Copy every line with the string "Other" in it.

--- begin ---

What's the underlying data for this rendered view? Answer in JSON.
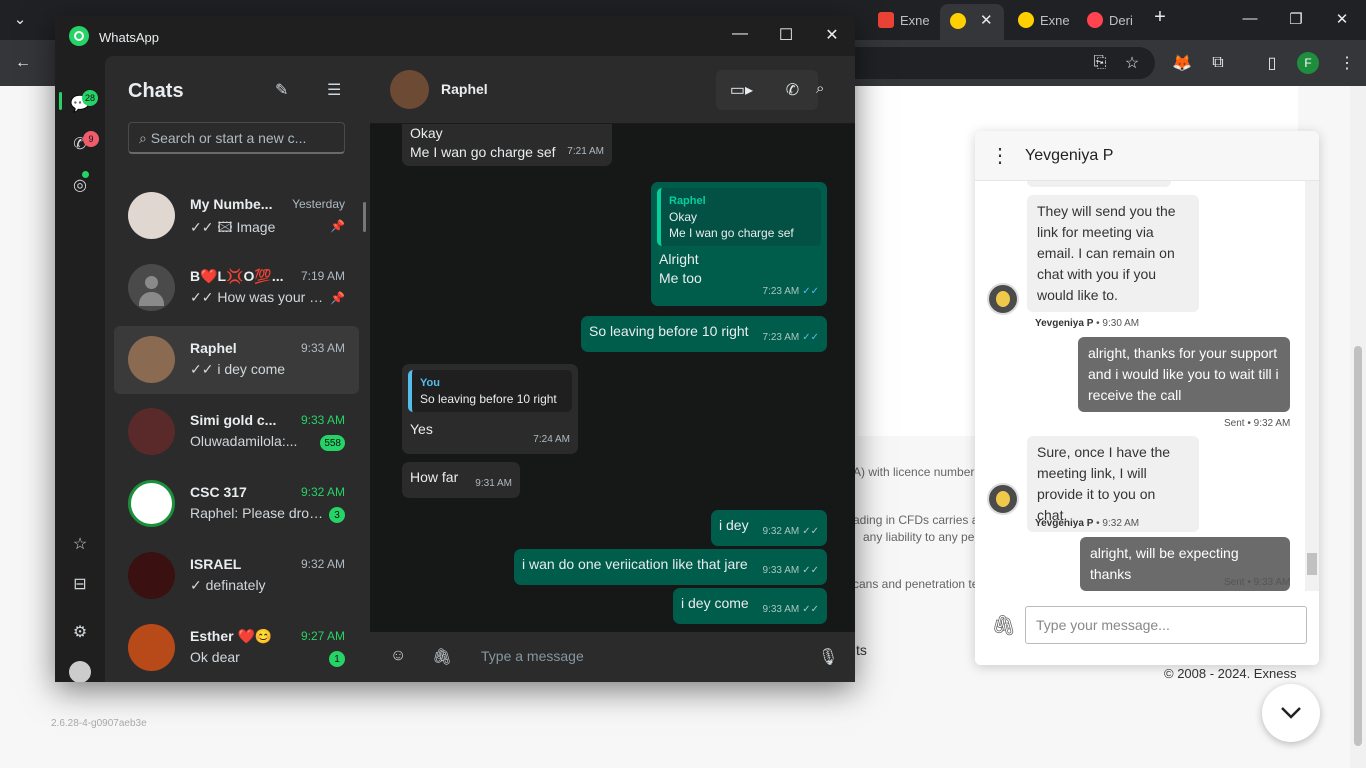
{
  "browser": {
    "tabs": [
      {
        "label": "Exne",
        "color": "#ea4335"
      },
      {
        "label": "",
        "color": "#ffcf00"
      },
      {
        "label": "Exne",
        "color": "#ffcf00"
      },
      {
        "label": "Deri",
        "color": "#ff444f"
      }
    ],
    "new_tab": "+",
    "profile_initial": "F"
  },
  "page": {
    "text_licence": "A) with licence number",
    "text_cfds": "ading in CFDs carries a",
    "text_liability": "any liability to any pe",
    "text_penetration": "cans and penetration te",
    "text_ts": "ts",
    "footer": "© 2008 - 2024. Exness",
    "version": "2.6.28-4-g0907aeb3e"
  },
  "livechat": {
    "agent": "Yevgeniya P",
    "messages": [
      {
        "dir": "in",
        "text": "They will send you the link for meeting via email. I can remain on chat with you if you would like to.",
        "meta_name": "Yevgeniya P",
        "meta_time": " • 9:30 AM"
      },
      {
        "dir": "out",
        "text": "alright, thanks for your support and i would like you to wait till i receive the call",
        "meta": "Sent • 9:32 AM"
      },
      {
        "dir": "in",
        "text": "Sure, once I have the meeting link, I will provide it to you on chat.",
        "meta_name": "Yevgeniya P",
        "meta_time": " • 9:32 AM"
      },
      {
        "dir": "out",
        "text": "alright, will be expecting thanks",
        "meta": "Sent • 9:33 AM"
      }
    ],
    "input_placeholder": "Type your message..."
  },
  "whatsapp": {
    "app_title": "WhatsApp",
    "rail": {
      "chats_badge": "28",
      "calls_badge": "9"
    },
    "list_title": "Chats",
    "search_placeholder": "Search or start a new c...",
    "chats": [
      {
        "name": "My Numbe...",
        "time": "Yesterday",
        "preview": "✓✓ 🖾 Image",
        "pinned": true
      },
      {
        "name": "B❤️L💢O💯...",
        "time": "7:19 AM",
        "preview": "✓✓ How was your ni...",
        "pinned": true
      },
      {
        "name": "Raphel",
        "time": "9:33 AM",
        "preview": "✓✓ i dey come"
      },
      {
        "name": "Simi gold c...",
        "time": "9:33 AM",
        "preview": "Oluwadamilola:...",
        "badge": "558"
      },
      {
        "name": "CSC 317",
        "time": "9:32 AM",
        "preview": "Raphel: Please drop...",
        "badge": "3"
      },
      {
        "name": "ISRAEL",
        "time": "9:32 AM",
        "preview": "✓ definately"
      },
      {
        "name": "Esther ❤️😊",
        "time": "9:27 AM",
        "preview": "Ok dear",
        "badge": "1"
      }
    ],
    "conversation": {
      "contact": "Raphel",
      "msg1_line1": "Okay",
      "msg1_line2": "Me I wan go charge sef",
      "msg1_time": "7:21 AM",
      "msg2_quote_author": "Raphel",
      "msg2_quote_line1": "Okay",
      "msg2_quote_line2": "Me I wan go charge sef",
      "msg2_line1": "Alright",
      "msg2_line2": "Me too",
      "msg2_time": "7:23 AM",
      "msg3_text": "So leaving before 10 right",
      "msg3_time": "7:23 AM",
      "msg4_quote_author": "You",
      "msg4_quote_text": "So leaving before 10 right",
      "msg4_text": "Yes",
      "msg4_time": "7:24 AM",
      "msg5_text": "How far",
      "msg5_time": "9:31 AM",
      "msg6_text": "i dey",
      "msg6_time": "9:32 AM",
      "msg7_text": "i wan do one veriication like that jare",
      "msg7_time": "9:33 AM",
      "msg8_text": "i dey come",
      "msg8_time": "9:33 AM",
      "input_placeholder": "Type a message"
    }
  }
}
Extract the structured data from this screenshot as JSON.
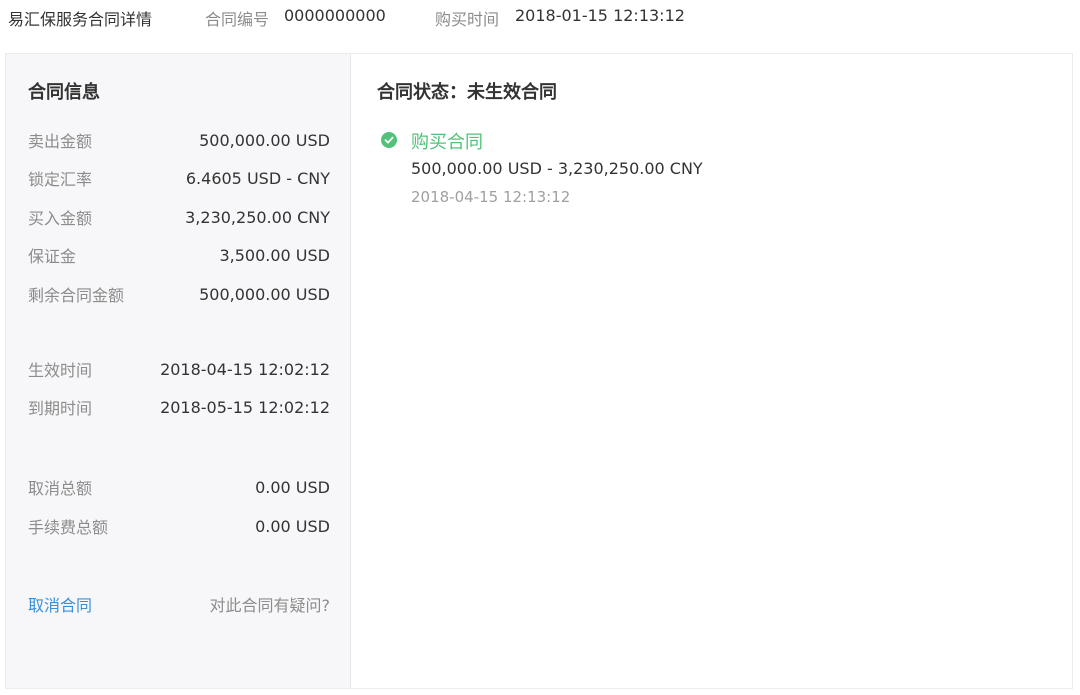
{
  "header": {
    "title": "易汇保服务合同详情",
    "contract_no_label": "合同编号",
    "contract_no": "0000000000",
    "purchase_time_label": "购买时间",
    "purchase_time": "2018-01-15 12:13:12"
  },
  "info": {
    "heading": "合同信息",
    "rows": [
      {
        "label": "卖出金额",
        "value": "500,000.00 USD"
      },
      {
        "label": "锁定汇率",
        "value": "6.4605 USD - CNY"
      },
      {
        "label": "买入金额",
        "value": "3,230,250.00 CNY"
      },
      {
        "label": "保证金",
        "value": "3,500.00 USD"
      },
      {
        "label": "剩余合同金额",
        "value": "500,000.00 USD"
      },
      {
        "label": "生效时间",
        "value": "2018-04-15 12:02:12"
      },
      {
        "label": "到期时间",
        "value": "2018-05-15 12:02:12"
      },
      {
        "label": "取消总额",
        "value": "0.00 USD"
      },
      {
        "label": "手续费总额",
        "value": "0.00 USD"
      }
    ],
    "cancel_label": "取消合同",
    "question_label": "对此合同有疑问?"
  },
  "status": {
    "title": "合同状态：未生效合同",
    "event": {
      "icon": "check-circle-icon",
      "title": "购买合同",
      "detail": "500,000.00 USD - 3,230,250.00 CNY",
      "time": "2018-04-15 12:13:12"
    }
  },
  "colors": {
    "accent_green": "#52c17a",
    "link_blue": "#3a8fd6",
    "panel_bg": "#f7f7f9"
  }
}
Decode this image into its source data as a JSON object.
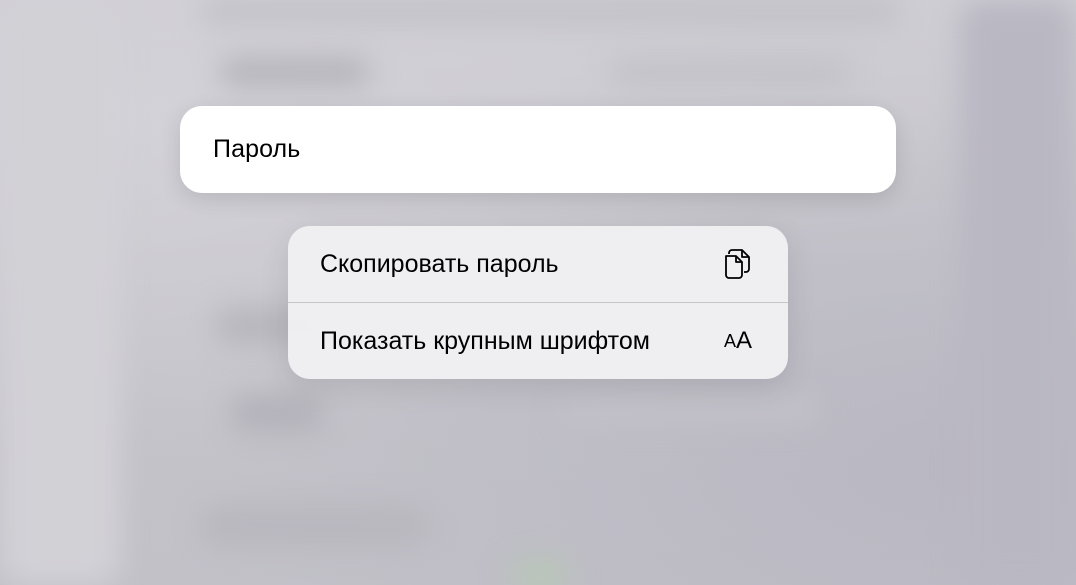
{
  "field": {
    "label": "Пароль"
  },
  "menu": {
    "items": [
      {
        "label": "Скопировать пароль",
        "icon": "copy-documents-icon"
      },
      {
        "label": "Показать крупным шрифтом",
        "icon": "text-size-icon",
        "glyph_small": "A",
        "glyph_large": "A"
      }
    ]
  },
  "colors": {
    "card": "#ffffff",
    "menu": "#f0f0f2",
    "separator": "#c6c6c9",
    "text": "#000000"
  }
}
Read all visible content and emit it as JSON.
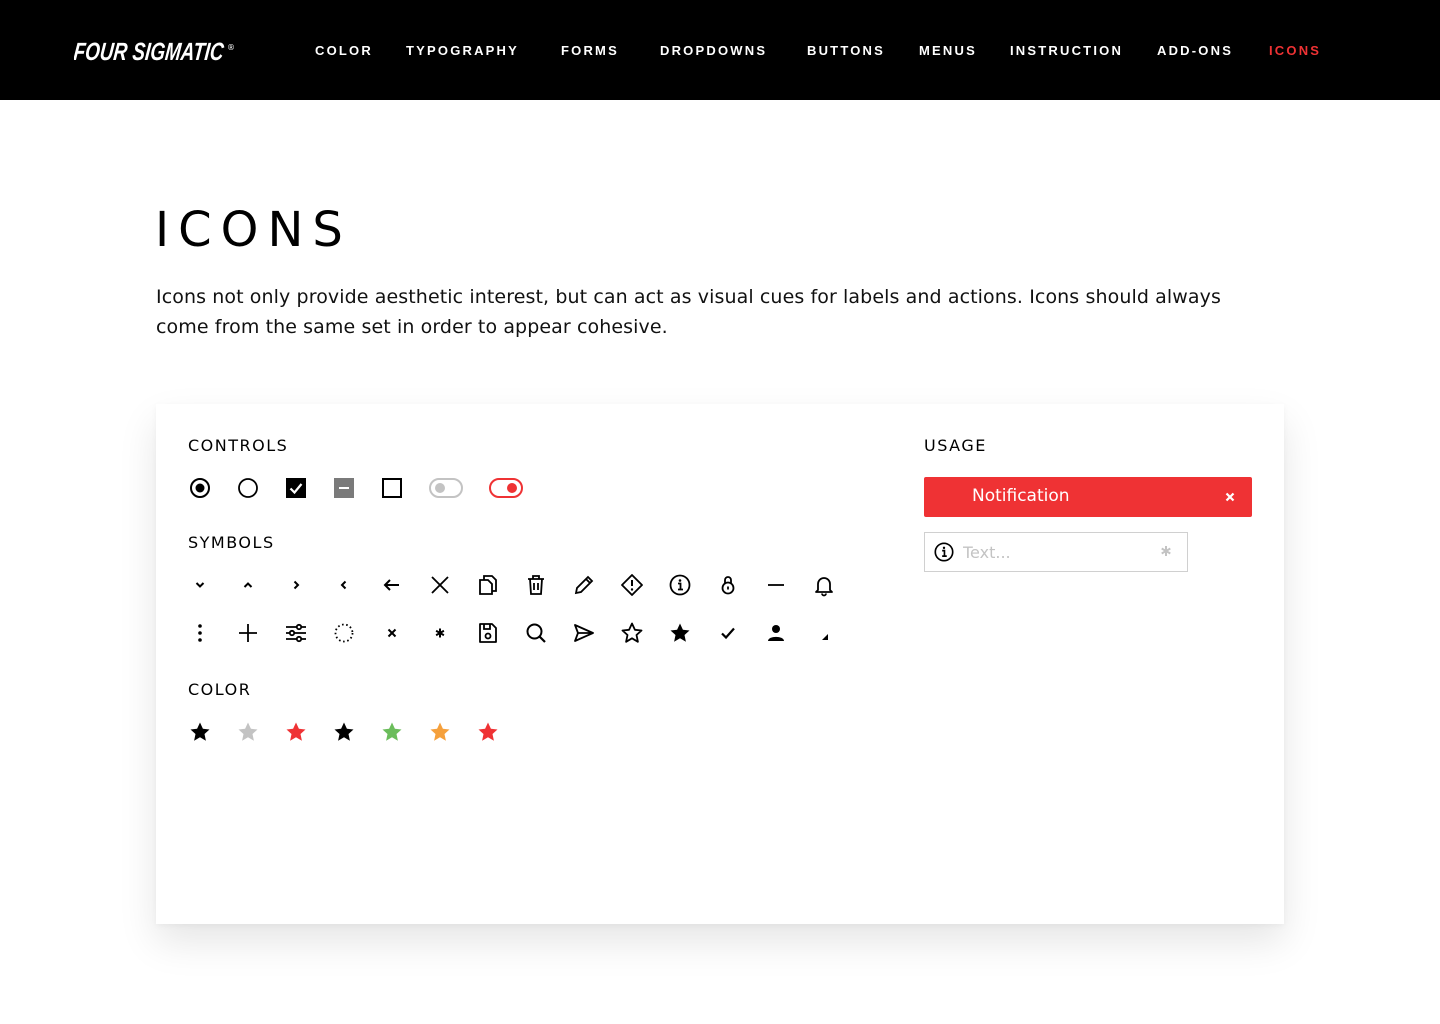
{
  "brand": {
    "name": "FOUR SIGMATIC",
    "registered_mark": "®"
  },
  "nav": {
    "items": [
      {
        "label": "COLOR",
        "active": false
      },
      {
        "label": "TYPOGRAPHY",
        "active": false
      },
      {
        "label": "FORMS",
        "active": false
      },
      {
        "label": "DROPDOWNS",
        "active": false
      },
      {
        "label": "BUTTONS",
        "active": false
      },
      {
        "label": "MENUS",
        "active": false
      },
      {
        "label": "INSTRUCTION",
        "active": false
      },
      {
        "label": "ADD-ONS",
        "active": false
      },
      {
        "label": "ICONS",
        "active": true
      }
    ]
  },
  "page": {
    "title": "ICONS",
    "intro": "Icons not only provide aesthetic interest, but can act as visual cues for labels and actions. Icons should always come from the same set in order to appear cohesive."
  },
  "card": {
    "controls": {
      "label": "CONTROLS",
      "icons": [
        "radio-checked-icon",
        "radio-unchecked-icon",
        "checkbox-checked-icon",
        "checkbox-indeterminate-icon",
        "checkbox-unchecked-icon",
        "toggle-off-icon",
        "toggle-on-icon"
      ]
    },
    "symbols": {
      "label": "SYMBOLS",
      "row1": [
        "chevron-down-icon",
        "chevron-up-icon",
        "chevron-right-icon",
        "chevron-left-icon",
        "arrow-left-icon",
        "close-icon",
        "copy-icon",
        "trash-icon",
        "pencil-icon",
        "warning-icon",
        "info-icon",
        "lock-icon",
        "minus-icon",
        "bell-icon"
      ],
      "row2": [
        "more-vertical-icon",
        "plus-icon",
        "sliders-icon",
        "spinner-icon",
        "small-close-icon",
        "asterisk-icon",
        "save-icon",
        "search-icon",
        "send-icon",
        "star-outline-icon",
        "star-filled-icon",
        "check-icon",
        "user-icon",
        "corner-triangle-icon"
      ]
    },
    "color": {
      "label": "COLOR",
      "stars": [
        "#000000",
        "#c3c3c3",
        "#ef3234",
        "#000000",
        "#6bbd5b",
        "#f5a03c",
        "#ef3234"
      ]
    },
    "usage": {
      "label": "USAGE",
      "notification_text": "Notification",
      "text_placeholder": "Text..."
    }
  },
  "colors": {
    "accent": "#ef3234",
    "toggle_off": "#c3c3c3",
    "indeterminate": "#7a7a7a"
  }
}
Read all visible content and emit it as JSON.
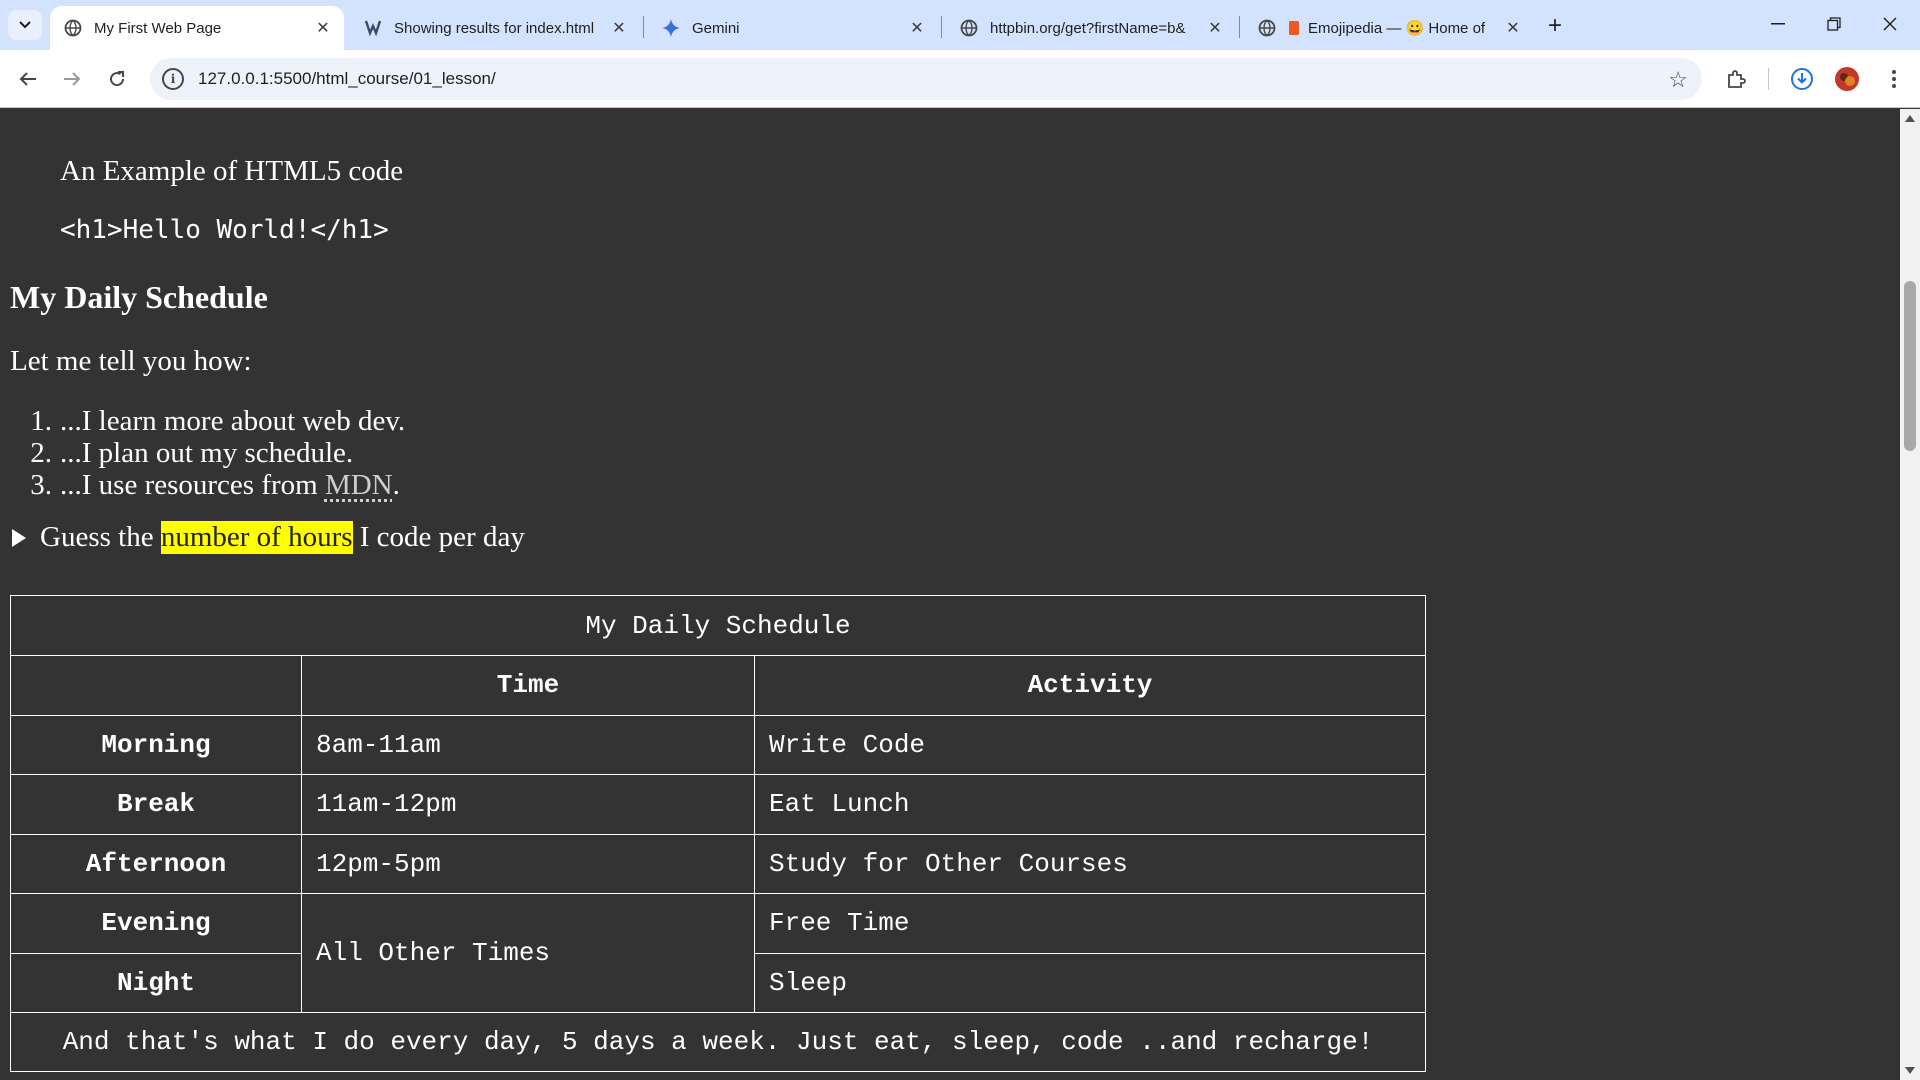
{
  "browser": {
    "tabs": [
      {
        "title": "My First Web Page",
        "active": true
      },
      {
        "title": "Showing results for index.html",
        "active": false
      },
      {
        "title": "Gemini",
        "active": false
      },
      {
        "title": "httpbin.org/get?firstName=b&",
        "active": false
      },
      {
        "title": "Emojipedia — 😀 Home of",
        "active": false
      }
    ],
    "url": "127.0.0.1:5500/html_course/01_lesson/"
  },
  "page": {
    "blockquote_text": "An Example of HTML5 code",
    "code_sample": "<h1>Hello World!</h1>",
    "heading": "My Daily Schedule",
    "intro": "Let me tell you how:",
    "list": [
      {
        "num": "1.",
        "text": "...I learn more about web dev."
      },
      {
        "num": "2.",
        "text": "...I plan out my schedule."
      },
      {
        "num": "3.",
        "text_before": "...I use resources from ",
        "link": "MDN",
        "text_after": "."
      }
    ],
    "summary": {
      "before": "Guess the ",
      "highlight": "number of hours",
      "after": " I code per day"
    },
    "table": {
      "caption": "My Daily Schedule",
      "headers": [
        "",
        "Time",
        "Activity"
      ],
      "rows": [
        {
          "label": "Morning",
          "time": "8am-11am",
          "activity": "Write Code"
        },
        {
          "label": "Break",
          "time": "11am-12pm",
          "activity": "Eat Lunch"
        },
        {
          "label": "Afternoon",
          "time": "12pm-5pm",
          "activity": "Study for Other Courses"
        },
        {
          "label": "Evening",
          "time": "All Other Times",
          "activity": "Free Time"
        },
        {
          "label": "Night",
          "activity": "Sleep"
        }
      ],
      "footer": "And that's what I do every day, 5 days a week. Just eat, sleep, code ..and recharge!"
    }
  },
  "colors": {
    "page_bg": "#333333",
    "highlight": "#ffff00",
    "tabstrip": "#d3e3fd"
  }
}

--- end ---

> The output:
          "activity": "Study for Other Courses"
          "time": "All Other Times",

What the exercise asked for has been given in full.